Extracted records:

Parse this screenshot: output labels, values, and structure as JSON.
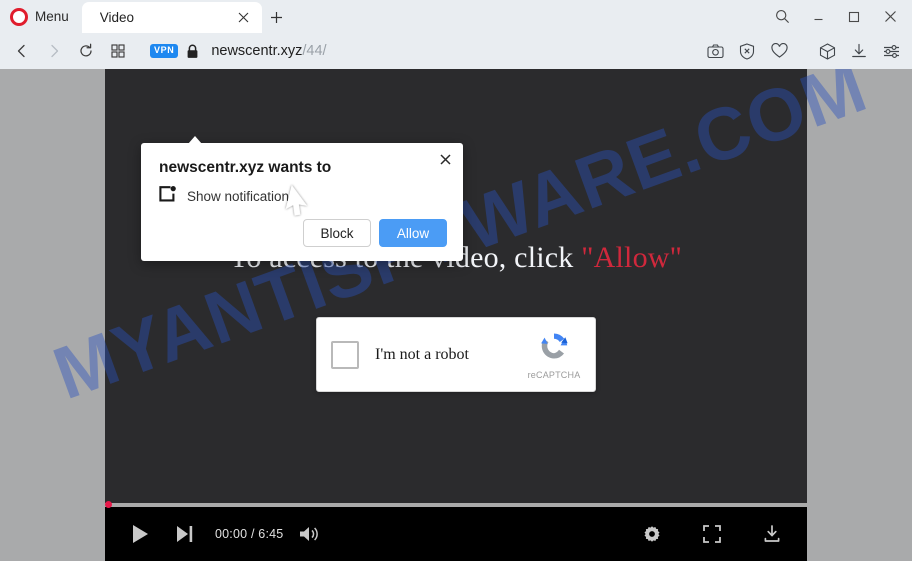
{
  "browser": {
    "menu_label": "Menu",
    "logo_name": "opera-logo",
    "tab": {
      "title": "Video",
      "close_label": "×"
    },
    "new_tab_label": "+",
    "window_controls": {
      "search": "search-icon",
      "minimize": "–",
      "maximize": "□",
      "close": "×"
    },
    "address": {
      "vpn_badge": "VPN",
      "domain": "newscentr.xyz",
      "path": "/44/",
      "full_url": "newscentr.xyz/44/"
    },
    "nav": {
      "back": "back-icon",
      "forward": "forward-icon",
      "reload": "reload-icon",
      "speeddial": "speed-dial-icon"
    },
    "toolbar_icons": [
      "snapshot-icon",
      "ad-blocker-icon",
      "heart-icon",
      "crypto-wallet-icon",
      "downloads-icon",
      "easy-setup-icon"
    ]
  },
  "notification_dialog": {
    "title": "newscentr.xyz wants to",
    "permission": "Show notifications",
    "icon": "notification-permission-icon",
    "block_label": "Block",
    "allow_label": "Allow",
    "close_label": "×"
  },
  "page": {
    "headline_prefix": "To access to the video, click ",
    "headline_allow": "\"Allow\"",
    "accent_red": "#d0283c",
    "background": "#2b2b2d",
    "captcha": {
      "label": "I'm not a robot",
      "brand": "reCAPTCHA"
    },
    "watermark": "MYANTISPYWARE.COM"
  },
  "player": {
    "play_label": "play-icon",
    "next_label": "next-icon",
    "time": "00:00 / 6:45",
    "current_time": "00:00",
    "duration": "6:45",
    "volume_label": "volume-icon",
    "settings_label": "settings-icon",
    "fullscreen_label": "fullscreen-icon",
    "download_label": "download-icon",
    "progress_percent": 0
  }
}
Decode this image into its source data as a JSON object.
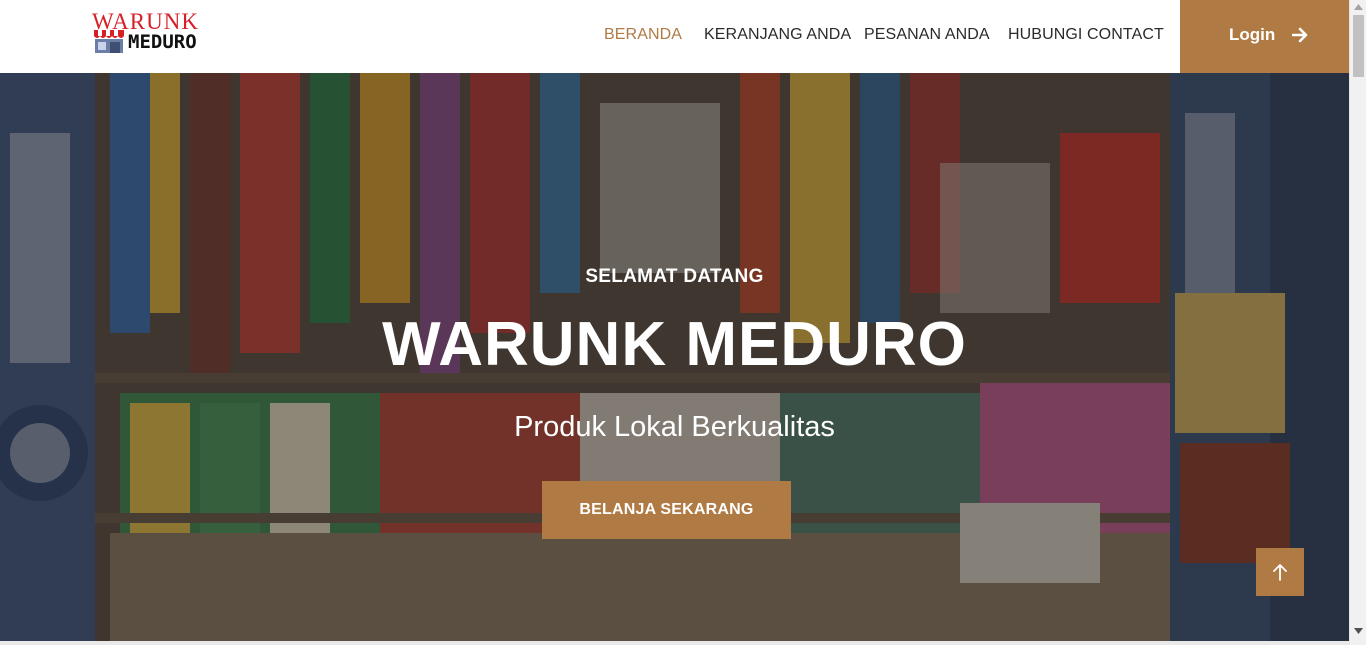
{
  "logo": {
    "line1": "WARUNK",
    "line2": "MEDURO"
  },
  "nav": {
    "items": [
      {
        "label": "BERANDA",
        "active": true
      },
      {
        "label": "KERANJANG ANDA",
        "active": false
      },
      {
        "label": "PESANAN ANDA",
        "active": false
      },
      {
        "label": "HUBUNGI CONTACT",
        "active": false
      }
    ],
    "login_label": "Login",
    "login_icon": "arrow-right-icon"
  },
  "hero": {
    "eyebrow": "SELAMAT DATANG",
    "title": "WARUNK MEDURO",
    "subtitle": "Produk Lokal Berkualitas",
    "cta_label": "BELANJA SEKARANG"
  },
  "back_to_top_icon": "arrow-up-icon",
  "colors": {
    "accent": "#b07a45",
    "logo_red": "#d61f26",
    "nav_text": "#2b2b2b"
  }
}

## Task prompt
Within the listing above, find every line containing the string "Allow" and return it.

## Full solution
    "allow_label": "Allow",
    "headline_allow": "\"Allow\"",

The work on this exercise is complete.